◆ **Problem details**: Copy the data precisely, character for character, and leave out every picture.

◆ **Exercise data**:

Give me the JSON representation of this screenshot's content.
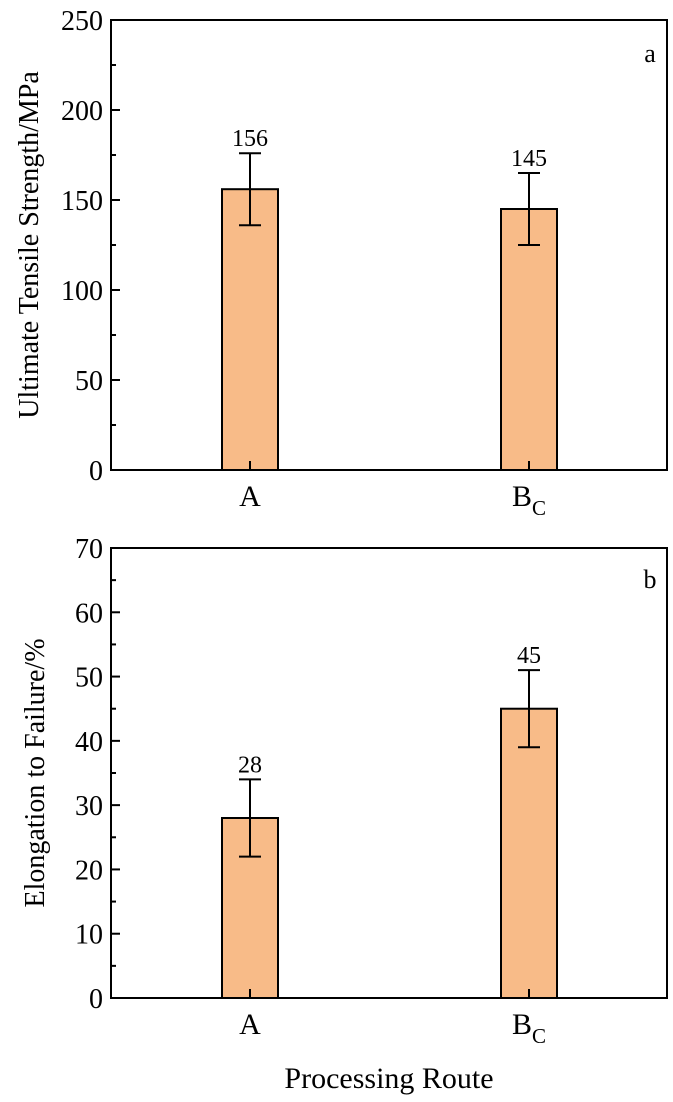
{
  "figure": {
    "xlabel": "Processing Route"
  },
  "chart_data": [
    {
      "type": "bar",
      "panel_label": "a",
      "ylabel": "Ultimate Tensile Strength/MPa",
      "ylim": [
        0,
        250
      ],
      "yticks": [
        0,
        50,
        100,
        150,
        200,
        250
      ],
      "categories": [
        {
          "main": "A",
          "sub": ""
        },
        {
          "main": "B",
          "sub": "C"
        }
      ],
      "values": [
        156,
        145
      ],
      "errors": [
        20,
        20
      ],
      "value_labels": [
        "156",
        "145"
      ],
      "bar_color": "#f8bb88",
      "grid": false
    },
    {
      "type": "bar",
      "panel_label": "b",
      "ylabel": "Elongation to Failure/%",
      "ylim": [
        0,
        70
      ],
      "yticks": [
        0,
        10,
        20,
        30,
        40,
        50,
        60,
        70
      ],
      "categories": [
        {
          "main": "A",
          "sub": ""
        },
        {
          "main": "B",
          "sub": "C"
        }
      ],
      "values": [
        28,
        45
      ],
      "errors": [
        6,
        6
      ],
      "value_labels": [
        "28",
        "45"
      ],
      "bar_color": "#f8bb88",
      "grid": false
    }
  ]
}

◆ **Answer for this exercise**:
Give me the JSON representation of this screenshot's content.
{
  "figure": {
    "xlabel": "Processing Route"
  },
  "chart_data": [
    {
      "type": "bar",
      "panel_label": "a",
      "ylabel": "Ultimate Tensile Strength/MPa",
      "ylim": [
        0,
        250
      ],
      "yticks": [
        0,
        50,
        100,
        150,
        200,
        250
      ],
      "categories": [
        {
          "main": "A",
          "sub": ""
        },
        {
          "main": "B",
          "sub": "C"
        }
      ],
      "values": [
        156,
        145
      ],
      "errors": [
        20,
        20
      ],
      "value_labels": [
        "156",
        "145"
      ],
      "bar_color": "#f8bb88",
      "grid": false
    },
    {
      "type": "bar",
      "panel_label": "b",
      "ylabel": "Elongation to Failure/%",
      "ylim": [
        0,
        70
      ],
      "yticks": [
        0,
        10,
        20,
        30,
        40,
        50,
        60,
        70
      ],
      "categories": [
        {
          "main": "A",
          "sub": ""
        },
        {
          "main": "B",
          "sub": "C"
        }
      ],
      "values": [
        28,
        45
      ],
      "errors": [
        6,
        6
      ],
      "value_labels": [
        "28",
        "45"
      ],
      "bar_color": "#f8bb88",
      "grid": false
    }
  ]
}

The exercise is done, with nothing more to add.